# MATERIAL FOR THIS EXERCISE start

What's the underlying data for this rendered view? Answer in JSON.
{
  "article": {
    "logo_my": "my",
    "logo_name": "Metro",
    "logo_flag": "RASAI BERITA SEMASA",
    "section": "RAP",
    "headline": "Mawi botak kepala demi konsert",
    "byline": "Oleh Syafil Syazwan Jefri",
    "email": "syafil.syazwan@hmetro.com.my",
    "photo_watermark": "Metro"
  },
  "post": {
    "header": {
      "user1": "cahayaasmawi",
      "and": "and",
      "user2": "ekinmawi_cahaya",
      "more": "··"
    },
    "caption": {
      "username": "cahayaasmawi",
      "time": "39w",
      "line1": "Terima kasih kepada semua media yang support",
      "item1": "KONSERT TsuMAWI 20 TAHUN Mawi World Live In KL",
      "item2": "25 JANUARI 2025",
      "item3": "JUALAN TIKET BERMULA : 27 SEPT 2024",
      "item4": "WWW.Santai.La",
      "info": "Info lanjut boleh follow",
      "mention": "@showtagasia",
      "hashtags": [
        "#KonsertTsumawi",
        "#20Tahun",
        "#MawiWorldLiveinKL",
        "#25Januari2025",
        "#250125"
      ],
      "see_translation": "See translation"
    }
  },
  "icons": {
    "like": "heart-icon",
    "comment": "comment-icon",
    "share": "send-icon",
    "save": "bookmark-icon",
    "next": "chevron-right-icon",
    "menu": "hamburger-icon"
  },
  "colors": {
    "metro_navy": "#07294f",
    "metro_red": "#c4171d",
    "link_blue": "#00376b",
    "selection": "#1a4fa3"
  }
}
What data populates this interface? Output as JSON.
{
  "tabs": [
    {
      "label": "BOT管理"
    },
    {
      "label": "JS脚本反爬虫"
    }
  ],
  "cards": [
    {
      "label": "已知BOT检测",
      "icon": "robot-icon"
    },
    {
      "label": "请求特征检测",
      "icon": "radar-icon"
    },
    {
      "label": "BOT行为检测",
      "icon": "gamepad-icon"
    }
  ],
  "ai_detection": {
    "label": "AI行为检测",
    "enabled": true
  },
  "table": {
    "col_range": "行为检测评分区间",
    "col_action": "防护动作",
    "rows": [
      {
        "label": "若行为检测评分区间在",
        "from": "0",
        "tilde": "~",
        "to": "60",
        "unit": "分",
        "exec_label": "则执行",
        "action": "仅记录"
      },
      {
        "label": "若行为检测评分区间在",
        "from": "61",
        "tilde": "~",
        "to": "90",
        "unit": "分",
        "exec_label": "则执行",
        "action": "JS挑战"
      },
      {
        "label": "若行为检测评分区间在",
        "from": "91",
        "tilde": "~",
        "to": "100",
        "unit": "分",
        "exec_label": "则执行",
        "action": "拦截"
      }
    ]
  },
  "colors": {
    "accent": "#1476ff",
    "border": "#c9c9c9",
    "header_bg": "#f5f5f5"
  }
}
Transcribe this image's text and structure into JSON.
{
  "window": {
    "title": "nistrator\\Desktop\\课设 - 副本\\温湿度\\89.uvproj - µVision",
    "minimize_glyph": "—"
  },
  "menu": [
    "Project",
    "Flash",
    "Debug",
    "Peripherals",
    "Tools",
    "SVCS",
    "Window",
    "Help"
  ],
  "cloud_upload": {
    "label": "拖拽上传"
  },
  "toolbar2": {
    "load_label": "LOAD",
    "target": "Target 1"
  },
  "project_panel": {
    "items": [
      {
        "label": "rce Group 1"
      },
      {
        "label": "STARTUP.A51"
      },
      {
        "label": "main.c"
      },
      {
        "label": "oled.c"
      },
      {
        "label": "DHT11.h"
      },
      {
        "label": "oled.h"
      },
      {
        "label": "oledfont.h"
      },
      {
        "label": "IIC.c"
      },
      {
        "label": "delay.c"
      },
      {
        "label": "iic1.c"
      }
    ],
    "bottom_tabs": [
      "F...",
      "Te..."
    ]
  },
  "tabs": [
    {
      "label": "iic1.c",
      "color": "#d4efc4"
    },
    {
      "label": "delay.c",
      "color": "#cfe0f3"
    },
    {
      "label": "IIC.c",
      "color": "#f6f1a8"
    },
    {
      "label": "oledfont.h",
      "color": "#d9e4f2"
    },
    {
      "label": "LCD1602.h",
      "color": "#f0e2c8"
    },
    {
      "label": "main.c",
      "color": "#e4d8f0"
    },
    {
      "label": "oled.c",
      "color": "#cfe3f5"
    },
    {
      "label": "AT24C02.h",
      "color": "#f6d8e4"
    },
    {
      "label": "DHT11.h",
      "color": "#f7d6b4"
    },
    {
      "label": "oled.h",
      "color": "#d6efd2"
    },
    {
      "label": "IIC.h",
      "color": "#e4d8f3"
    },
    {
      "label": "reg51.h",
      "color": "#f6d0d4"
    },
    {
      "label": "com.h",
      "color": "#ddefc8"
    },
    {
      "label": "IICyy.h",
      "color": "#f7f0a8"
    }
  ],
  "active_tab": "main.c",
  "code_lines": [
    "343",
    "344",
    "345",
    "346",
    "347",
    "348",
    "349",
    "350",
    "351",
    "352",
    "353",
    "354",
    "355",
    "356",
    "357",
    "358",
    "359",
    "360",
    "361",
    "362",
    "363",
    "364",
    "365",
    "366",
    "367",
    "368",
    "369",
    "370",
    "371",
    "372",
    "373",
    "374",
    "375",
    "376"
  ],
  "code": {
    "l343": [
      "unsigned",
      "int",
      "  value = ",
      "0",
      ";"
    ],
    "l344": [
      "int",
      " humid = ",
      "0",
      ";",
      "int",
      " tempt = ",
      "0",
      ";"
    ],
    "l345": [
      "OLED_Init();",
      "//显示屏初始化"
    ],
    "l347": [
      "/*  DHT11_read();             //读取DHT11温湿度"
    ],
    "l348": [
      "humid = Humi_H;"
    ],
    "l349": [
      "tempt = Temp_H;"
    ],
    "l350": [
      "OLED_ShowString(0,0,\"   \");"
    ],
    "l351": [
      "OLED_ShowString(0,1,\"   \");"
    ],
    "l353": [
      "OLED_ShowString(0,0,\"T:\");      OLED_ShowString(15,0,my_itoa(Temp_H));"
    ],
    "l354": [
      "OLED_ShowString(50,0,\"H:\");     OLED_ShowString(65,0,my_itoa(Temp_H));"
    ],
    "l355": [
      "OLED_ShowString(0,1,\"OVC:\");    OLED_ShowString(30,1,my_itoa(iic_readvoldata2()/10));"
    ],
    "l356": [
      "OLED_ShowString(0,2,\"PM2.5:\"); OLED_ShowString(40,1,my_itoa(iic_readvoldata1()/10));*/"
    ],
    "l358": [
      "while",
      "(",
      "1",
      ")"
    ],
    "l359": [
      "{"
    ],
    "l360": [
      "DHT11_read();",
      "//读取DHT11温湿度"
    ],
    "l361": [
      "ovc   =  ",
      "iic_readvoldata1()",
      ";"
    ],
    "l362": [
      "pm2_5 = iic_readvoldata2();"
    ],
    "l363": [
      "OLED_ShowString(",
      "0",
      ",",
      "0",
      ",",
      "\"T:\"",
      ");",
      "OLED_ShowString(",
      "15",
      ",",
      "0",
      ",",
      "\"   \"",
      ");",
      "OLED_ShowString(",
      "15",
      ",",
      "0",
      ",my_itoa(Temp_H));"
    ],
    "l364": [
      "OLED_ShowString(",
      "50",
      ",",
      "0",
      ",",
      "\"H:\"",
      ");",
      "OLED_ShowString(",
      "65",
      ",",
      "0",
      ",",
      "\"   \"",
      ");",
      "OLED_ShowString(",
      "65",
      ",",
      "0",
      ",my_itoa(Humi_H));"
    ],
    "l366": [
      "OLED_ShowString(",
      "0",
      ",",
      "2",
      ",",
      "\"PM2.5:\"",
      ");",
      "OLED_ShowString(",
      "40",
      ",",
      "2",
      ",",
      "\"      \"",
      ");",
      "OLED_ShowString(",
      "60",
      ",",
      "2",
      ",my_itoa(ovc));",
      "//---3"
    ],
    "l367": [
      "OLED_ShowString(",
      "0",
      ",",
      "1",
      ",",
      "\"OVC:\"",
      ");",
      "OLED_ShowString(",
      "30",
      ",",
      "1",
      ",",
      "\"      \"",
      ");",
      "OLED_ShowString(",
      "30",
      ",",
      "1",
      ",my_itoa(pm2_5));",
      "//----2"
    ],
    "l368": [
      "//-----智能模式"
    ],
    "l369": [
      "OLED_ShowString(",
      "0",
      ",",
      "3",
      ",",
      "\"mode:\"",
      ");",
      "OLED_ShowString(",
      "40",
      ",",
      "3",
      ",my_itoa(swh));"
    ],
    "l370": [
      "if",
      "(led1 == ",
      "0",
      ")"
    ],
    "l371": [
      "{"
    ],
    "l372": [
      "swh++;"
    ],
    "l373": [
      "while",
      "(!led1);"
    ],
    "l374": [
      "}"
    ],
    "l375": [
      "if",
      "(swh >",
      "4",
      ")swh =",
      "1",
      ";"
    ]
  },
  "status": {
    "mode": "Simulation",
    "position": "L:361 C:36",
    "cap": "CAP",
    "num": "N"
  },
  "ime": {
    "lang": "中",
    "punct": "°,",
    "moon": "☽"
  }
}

# MATERIAL FOR THIS EXERCISE end

**THE TASK:** For the entries above, state how many lines contain the word "cahayaasmawi". Provide the number by itself.

**WORKED ANSWER:** 2